** begin **

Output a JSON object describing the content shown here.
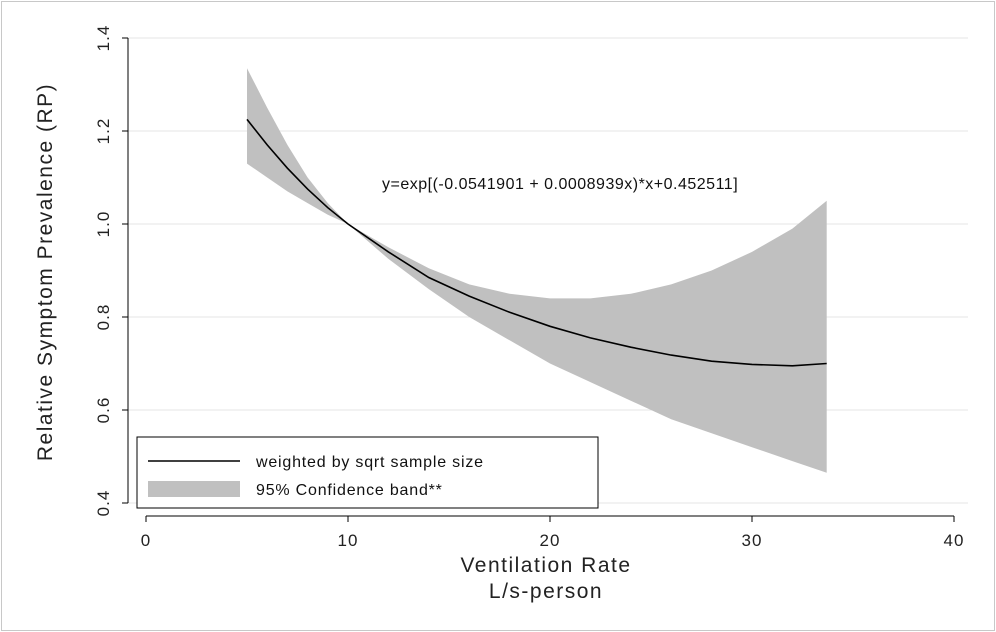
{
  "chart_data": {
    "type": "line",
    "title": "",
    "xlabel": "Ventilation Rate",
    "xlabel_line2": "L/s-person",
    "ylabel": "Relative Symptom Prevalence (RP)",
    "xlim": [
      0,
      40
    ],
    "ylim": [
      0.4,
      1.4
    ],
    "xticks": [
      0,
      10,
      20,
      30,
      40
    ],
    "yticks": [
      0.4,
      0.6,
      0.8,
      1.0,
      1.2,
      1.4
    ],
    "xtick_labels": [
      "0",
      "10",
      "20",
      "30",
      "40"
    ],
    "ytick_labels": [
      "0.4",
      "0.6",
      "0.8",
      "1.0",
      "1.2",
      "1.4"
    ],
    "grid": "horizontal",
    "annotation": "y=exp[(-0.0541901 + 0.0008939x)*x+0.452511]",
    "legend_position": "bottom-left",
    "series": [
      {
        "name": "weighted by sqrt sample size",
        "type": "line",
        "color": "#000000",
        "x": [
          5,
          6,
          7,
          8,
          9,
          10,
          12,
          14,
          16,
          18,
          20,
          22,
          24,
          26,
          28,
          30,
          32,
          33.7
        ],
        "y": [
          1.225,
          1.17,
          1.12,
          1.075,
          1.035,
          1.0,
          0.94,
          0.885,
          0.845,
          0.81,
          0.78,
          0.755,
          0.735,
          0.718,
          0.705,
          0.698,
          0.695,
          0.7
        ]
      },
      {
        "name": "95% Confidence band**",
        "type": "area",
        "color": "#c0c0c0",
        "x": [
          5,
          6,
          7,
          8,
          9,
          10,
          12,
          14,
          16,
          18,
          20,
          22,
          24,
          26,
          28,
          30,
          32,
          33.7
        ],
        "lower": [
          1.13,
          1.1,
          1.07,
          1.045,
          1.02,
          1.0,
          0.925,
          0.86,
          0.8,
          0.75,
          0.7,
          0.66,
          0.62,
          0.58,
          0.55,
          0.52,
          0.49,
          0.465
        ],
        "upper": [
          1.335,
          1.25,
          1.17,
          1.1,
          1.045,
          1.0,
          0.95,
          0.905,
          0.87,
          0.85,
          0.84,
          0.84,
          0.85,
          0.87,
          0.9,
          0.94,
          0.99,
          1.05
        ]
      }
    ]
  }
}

** end **

Aim of the exercise » Make an exact copy of the whole listing, but don't bring over any pictures.

Solution to the problem »
Output a JSON object describing the content shown here.
{
  "chart_data": {
    "type": "line",
    "title": "",
    "xlabel": "Ventilation Rate",
    "xlabel_line2": "L/s-person",
    "ylabel": "Relative Symptom Prevalence (RP)",
    "xlim": [
      0,
      40
    ],
    "ylim": [
      0.4,
      1.4
    ],
    "xticks": [
      0,
      10,
      20,
      30,
      40
    ],
    "yticks": [
      0.4,
      0.6,
      0.8,
      1.0,
      1.2,
      1.4
    ],
    "xtick_labels": [
      "0",
      "10",
      "20",
      "30",
      "40"
    ],
    "ytick_labels": [
      "0.4",
      "0.6",
      "0.8",
      "1.0",
      "1.2",
      "1.4"
    ],
    "grid": "horizontal",
    "annotation": "y=exp[(-0.0541901 + 0.0008939x)*x+0.452511]",
    "legend_position": "bottom-left",
    "series": [
      {
        "name": "weighted by sqrt sample size",
        "type": "line",
        "color": "#000000",
        "x": [
          5,
          6,
          7,
          8,
          9,
          10,
          12,
          14,
          16,
          18,
          20,
          22,
          24,
          26,
          28,
          30,
          32,
          33.7
        ],
        "y": [
          1.225,
          1.17,
          1.12,
          1.075,
          1.035,
          1.0,
          0.94,
          0.885,
          0.845,
          0.81,
          0.78,
          0.755,
          0.735,
          0.718,
          0.705,
          0.698,
          0.695,
          0.7
        ]
      },
      {
        "name": "95% Confidence band**",
        "type": "area",
        "color": "#c0c0c0",
        "x": [
          5,
          6,
          7,
          8,
          9,
          10,
          12,
          14,
          16,
          18,
          20,
          22,
          24,
          26,
          28,
          30,
          32,
          33.7
        ],
        "lower": [
          1.13,
          1.1,
          1.07,
          1.045,
          1.02,
          1.0,
          0.925,
          0.86,
          0.8,
          0.75,
          0.7,
          0.66,
          0.62,
          0.58,
          0.55,
          0.52,
          0.49,
          0.465
        ],
        "upper": [
          1.335,
          1.25,
          1.17,
          1.1,
          1.045,
          1.0,
          0.95,
          0.905,
          0.87,
          0.85,
          0.84,
          0.84,
          0.85,
          0.87,
          0.9,
          0.94,
          0.99,
          1.05
        ]
      }
    ]
  }
}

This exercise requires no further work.